__WHAT IS EXPECTED__. Report how many lines contain "color". Give the number and nothing else.

__RECORD EXTRACTS__.
◇ ◇ ◇ ◇ ◇

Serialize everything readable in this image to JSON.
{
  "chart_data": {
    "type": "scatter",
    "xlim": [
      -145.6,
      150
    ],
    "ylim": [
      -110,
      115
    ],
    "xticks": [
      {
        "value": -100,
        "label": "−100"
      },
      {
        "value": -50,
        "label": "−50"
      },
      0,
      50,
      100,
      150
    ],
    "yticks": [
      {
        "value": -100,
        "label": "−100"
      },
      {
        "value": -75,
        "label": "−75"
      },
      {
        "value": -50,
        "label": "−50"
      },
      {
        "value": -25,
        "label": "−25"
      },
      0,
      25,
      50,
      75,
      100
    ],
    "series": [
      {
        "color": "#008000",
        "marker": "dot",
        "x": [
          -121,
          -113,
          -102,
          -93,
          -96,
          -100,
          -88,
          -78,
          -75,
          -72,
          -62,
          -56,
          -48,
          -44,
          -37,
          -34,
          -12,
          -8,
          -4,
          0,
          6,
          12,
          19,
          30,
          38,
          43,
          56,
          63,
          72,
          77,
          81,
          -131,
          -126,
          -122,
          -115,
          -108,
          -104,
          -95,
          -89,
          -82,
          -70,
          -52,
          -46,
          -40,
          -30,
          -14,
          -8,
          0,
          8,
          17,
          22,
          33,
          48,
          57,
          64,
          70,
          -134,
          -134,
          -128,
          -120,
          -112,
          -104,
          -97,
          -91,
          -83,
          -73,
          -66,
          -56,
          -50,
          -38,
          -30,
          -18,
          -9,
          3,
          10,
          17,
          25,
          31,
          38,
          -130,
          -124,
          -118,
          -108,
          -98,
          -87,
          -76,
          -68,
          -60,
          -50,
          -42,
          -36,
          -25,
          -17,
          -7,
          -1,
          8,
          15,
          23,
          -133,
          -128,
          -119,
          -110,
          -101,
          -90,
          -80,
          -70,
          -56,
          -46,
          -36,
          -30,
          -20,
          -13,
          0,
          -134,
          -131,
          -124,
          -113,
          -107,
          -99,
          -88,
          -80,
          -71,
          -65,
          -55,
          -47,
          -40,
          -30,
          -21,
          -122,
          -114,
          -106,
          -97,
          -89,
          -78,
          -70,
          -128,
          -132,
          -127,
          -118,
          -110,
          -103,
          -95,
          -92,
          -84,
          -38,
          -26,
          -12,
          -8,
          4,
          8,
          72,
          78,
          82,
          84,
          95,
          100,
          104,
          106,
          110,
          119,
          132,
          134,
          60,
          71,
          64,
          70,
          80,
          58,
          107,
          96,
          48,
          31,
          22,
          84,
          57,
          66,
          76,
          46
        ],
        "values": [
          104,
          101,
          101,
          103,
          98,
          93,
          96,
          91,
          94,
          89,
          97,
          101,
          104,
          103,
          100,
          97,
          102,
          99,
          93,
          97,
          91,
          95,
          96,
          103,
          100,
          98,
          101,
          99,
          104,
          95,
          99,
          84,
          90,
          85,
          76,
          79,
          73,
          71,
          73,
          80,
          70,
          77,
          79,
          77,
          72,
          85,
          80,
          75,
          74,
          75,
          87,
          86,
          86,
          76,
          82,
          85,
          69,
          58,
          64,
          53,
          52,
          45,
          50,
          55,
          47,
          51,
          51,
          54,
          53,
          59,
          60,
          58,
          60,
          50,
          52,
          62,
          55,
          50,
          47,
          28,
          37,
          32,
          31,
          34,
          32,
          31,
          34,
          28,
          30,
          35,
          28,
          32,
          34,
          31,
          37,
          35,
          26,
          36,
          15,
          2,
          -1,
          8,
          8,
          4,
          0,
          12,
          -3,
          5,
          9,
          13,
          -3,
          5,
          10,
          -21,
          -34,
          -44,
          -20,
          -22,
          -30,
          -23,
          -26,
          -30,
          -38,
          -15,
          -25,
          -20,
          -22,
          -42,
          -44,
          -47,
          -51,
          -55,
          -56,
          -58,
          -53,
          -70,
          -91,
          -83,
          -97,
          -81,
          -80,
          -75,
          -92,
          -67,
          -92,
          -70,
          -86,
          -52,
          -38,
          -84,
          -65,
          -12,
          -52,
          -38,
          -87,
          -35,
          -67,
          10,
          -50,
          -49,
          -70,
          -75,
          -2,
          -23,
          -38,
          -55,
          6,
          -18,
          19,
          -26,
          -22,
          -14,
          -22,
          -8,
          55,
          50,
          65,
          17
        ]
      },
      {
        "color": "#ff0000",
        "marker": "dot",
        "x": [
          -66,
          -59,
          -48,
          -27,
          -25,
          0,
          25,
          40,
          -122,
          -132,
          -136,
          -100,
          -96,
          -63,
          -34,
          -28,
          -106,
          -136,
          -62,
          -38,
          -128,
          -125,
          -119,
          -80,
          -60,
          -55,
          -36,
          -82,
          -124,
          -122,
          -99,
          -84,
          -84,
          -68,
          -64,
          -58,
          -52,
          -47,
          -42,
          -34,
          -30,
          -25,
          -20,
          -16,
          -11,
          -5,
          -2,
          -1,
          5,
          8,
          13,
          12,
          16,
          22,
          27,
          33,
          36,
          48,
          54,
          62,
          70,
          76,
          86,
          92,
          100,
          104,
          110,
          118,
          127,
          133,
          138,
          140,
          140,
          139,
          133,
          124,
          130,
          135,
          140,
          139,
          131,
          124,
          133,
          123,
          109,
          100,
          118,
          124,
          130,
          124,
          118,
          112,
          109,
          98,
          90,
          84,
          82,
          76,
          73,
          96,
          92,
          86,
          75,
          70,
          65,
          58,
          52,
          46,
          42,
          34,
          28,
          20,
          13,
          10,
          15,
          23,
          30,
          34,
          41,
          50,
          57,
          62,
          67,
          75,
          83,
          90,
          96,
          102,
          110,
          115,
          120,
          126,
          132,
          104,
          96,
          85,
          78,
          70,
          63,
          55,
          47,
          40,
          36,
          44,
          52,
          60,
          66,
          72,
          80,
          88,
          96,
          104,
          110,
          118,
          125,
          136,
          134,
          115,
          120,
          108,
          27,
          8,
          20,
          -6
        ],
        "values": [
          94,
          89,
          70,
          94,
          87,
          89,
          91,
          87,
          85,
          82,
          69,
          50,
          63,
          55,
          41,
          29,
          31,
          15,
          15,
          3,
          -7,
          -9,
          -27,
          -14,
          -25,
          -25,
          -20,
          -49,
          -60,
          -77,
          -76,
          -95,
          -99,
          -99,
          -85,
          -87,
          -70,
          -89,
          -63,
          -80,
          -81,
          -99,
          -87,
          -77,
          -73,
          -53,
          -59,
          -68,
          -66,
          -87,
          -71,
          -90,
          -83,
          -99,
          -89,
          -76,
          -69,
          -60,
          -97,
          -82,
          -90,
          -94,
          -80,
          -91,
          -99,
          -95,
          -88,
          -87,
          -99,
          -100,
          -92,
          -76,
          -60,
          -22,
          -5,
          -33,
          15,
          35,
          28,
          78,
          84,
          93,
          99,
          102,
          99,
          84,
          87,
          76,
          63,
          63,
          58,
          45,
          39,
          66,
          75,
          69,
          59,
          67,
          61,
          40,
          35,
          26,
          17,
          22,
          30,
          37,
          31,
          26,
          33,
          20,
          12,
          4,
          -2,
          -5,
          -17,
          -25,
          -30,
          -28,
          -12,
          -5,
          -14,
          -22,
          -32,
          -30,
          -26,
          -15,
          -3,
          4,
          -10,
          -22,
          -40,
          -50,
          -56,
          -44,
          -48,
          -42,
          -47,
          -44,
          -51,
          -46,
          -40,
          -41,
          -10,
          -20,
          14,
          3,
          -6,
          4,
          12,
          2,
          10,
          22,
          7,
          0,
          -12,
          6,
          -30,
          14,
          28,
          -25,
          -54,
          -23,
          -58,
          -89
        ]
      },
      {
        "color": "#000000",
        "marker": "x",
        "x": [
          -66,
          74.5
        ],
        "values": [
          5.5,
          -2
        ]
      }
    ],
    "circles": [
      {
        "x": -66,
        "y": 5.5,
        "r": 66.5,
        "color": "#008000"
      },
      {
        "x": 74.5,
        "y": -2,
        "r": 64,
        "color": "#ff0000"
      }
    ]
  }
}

◇ ◇ ◇ ◇ ◇

__OUTPUT OF THE EXERCISE__. 5